> [WHAT YOU WILL DO]: Comb through the entries for "ankomst" and pull out each line that holds it.

[begin INPUT DATA]

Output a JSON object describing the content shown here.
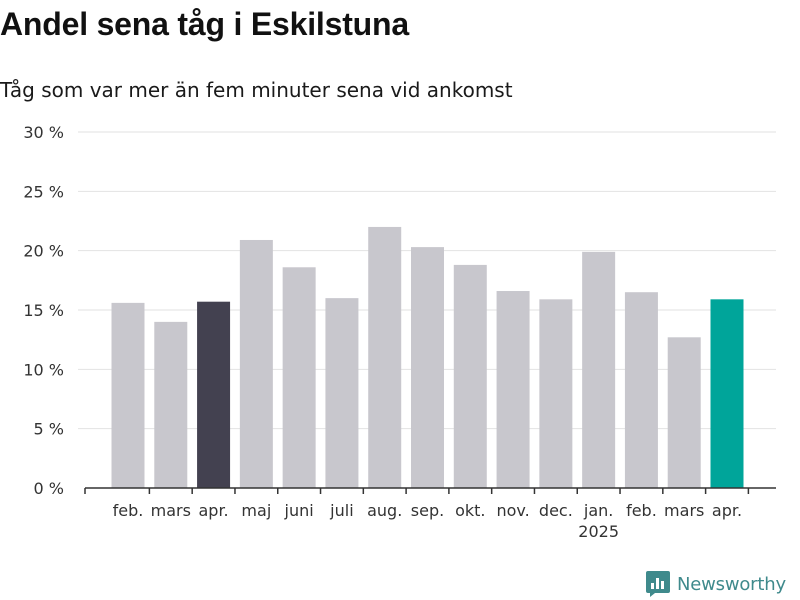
{
  "title": "Andel sena tåg i Eskilstuna",
  "subtitle": "Tåg som var mer än fem minuter sena vid ankomst",
  "brand": {
    "name": "Newsworthy",
    "icon": "newsworthy-logo-icon"
  },
  "colors": {
    "bar": "#c8c7cd",
    "highlight_dark": "#434150",
    "highlight_teal": "#00a59a",
    "grid": "#e2e2e2",
    "axis": "#333333",
    "brand": "#3f8a8c"
  },
  "chart_data": {
    "type": "bar",
    "title": "Andel sena tåg i Eskilstuna",
    "subtitle": "Tåg som var mer än fem minuter sena vid ankomst",
    "categories": [
      "feb.",
      "mars",
      "apr.",
      "maj",
      "juni",
      "juli",
      "aug.",
      "sep.",
      "okt.",
      "nov.",
      "dec.",
      "jan.",
      "feb.",
      "mars",
      "apr."
    ],
    "values": [
      15.6,
      14.0,
      15.7,
      20.9,
      18.6,
      16.0,
      22.0,
      20.3,
      18.8,
      16.6,
      15.9,
      19.9,
      16.5,
      12.7,
      15.9
    ],
    "year_labels": [
      {
        "category_index": 11,
        "label": "2025"
      }
    ],
    "highlight": [
      {
        "index": 2,
        "color": "#434150"
      },
      {
        "index": 14,
        "color": "#00a59a"
      }
    ],
    "y_ticks": [
      0,
      5,
      10,
      15,
      20,
      25,
      30
    ],
    "y_tick_labels": [
      "0 %",
      "5 %",
      "10 %",
      "15 %",
      "20 %",
      "25 %",
      "30 %"
    ],
    "ylim": [
      0,
      30
    ],
    "grid": true,
    "xlabel": "",
    "ylabel": ""
  }
}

[end INPUT DATA]

> [REPLY]:
  "subtitle": "Tåg som var mer än fem minuter sena vid ankomst",
    "subtitle": "Tåg som var mer än fem minuter sena vid ankomst",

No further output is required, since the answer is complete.